(Extracted data):
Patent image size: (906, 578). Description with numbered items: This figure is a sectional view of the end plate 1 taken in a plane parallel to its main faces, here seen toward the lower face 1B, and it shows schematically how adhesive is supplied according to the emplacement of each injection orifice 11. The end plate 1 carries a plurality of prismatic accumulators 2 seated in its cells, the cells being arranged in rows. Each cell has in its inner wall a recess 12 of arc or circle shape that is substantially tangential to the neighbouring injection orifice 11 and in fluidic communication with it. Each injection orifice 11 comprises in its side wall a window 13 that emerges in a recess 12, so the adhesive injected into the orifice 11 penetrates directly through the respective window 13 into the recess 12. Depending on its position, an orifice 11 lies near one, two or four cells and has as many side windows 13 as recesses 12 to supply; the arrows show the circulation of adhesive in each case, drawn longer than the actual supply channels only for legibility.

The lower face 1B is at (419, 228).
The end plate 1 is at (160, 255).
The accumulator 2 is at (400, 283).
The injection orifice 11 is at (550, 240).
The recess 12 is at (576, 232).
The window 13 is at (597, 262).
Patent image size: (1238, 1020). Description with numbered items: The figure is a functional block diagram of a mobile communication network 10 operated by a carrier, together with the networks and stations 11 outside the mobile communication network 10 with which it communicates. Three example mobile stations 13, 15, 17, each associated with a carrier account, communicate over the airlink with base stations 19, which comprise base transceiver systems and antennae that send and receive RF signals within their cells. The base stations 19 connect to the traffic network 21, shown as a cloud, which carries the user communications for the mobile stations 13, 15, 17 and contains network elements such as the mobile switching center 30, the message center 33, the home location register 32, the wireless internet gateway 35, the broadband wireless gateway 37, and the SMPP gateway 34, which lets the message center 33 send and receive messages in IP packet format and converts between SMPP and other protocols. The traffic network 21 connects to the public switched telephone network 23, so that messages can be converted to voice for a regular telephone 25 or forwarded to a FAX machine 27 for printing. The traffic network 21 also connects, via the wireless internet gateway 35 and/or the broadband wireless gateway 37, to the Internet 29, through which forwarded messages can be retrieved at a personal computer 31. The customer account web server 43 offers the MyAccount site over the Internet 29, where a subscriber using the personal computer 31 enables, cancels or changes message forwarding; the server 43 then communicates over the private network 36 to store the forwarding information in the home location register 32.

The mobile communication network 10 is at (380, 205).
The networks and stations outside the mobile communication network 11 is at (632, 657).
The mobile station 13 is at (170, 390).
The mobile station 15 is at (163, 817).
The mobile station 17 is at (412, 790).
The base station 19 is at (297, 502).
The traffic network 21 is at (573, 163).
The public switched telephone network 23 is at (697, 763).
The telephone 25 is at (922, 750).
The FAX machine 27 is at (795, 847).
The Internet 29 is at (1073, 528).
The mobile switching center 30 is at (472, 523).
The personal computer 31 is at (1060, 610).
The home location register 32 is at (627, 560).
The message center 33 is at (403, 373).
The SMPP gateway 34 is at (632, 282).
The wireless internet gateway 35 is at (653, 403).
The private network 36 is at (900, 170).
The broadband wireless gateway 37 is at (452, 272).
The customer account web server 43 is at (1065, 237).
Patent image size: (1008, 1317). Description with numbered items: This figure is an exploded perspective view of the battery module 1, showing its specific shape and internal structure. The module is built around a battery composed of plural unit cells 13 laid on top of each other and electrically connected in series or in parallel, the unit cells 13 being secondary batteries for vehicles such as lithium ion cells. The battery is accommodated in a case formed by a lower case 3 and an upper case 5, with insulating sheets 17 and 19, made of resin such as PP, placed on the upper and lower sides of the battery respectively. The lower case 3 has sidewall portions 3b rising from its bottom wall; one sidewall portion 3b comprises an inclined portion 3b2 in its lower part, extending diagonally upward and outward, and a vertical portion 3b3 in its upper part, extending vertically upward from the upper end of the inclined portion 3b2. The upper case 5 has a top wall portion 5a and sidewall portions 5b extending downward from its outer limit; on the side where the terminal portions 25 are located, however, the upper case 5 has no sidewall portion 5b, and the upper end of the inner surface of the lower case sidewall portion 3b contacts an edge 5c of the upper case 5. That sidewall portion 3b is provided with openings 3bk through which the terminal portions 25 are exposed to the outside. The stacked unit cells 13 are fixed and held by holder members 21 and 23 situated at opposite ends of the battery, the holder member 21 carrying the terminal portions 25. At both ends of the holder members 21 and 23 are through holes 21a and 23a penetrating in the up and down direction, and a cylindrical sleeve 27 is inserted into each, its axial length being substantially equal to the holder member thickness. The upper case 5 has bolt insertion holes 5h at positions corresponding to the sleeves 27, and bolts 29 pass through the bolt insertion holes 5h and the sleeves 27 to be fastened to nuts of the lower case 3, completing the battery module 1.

(Work item): Once you have read the entries above, copy them out exactly as they were given.

(Completed task):
Patent image size: (906, 578). Description with numbered items: This figure is a sectional view of the end plate 1 taken in a plane parallel to its main faces, here seen toward the lower face 1B, and it shows schematically how adhesive is supplied according to the emplacement of each injection orifice 11. The end plate 1 carries a plurality of prismatic accumulators 2 seated in its cells, the cells being arranged in rows. Each cell has in its inner wall a recess 12 of arc or circle shape that is substantially tangential to the neighbouring injection orifice 11 and in fluidic communication with it. Each injection orifice 11 comprises in its side wall a window 13 that emerges in a recess 12, so the adhesive injected into the orifice 11 penetrates directly through the respective window 13 into the recess 12. Depending on its position, an orifice 11 lies near one, two or four cells and has as many side windows 13 as recesses 12 to supply; the arrows show the circulation of adhesive in each case, drawn longer than the actual supply channels only for legibility.

The lower face 1B is at (419, 228).
The end plate 1 is at (160, 255).
The accumulator 2 is at (400, 283).
The injection orifice 11 is at (550, 240).
The recess 12 is at (576, 232).
The window 13 is at (597, 262).
Patent image size: (1238, 1020). Description with numbered items: The figure is a functional block diagram of a mobile communication network 10 operated by a carrier, together with the networks and stations 11 outside the mobile communication network 10 with which it communicates. Three example mobile stations 13, 15, 17, each associated with a carrier account, communicate over the airlink with base stations 19, which comprise base transceiver systems and antennae that send and receive RF signals within their cells. The base stations 19 connect to the traffic network 21, shown as a cloud, which carries the user communications for the mobile stations 13, 15, 17 and contains network elements such as the mobile switching center 30, the message center 33, the home location register 32, the wireless internet gateway 35, the broadband wireless gateway 37, and the SMPP gateway 34, which lets the message center 33 send and receive messages in IP packet format and converts between SMPP and other protocols. The traffic network 21 connects to the public switched telephone network 23, so that messages can be converted to voice for a regular telephone 25 or forwarded to a FAX machine 27 for printing. The traffic network 21 also connects, via the wireless internet gateway 35 and/or the broadband wireless gateway 37, to the Internet 29, through which forwarded messages can be retrieved at a personal computer 31. The customer account web server 43 offers the MyAccount site over the Internet 29, where a subscriber using the personal computer 31 enables, cancels or changes message forwarding; the server 43 then communicates over the private network 36 to store the forwarding information in the home location register 32.

The mobile communication network 10 is at (380, 205).
The networks and stations outside the mobile communication network 11 is at (632, 657).
The mobile station 13 is at (170, 390).
The mobile station 15 is at (163, 817).
The mobile station 17 is at (412, 790).
The base station 19 is at (297, 502).
The traffic network 21 is at (573, 163).
The public switched telephone network 23 is at (697, 763).
The telephone 25 is at (922, 750).
The FAX machine 27 is at (795, 847).
The Internet 29 is at (1073, 528).
The mobile switching center 30 is at (472, 523).
The personal computer 31 is at (1060, 610).
The home location register 32 is at (627, 560).
The message center 33 is at (403, 373).
The SMPP gateway 34 is at (632, 282).
The wireless internet gateway 35 is at (653, 403).
The private network 36 is at (900, 170).
The broadband wireless gateway 37 is at (452, 272).
The customer account web server 43 is at (1065, 237).
Patent image size: (1008, 1317). Description with numbered items: This figure is an exploded perspective view of the battery module 1, showing its specific shape and internal structure. The module is built around a battery composed of plural unit cells 13 laid on top of each other and electrically connected in series or in parallel, the unit cells 13 being secondary batteries for vehicles such as lithium ion cells. The battery is accommodated in a case formed by a lower case 3 and an upper case 5, with insulating sheets 17 and 19, made of resin such as PP, placed on the upper and lower sides of the battery respectively. The lower case 3 has sidewall portions 3b rising from its bottom wall; one sidewall portion 3b comprises an inclined portion 3b2 in its lower part, extending diagonally upward and outward, and a vertical portion 3b3 in its upper part, extending vertically upward from the upper end of the inclined portion 3b2. The upper case 5 has a top wall portion 5a and sidewall portions 5b extending downward from its outer limit; on the side where the terminal portions 25 are located, however, the upper case 5 has no sidewall portion 5b, and the upper end of the inner surface of the lower case sidewall portion 3b contacts an edge 5c of the upper case 5. That sidewall portion 3b is provided with openings 3bk through which the terminal portions 25 are exposed to the outside. The stacked unit cells 13 are fixed and held by holder members 21 and 23 situated at opposite ends of the battery, the holder member 21 carrying the terminal portions 25. At both ends of the holder members 21 and 23 are through holes 21a and 23a penetrating in the up and down direction, and a cylindrical sleeve 27 is inserted into each, its axial length being substantially equal to the holder member thickness. The upper case 5 has bolt insertion holes 5h at positions corresponding to the sleeves 27, and bolts 29 pass through the bolt insertion holes 5h and the sleeves 27 to be fastened to nuts of the lower case 3, completing the battery module 1.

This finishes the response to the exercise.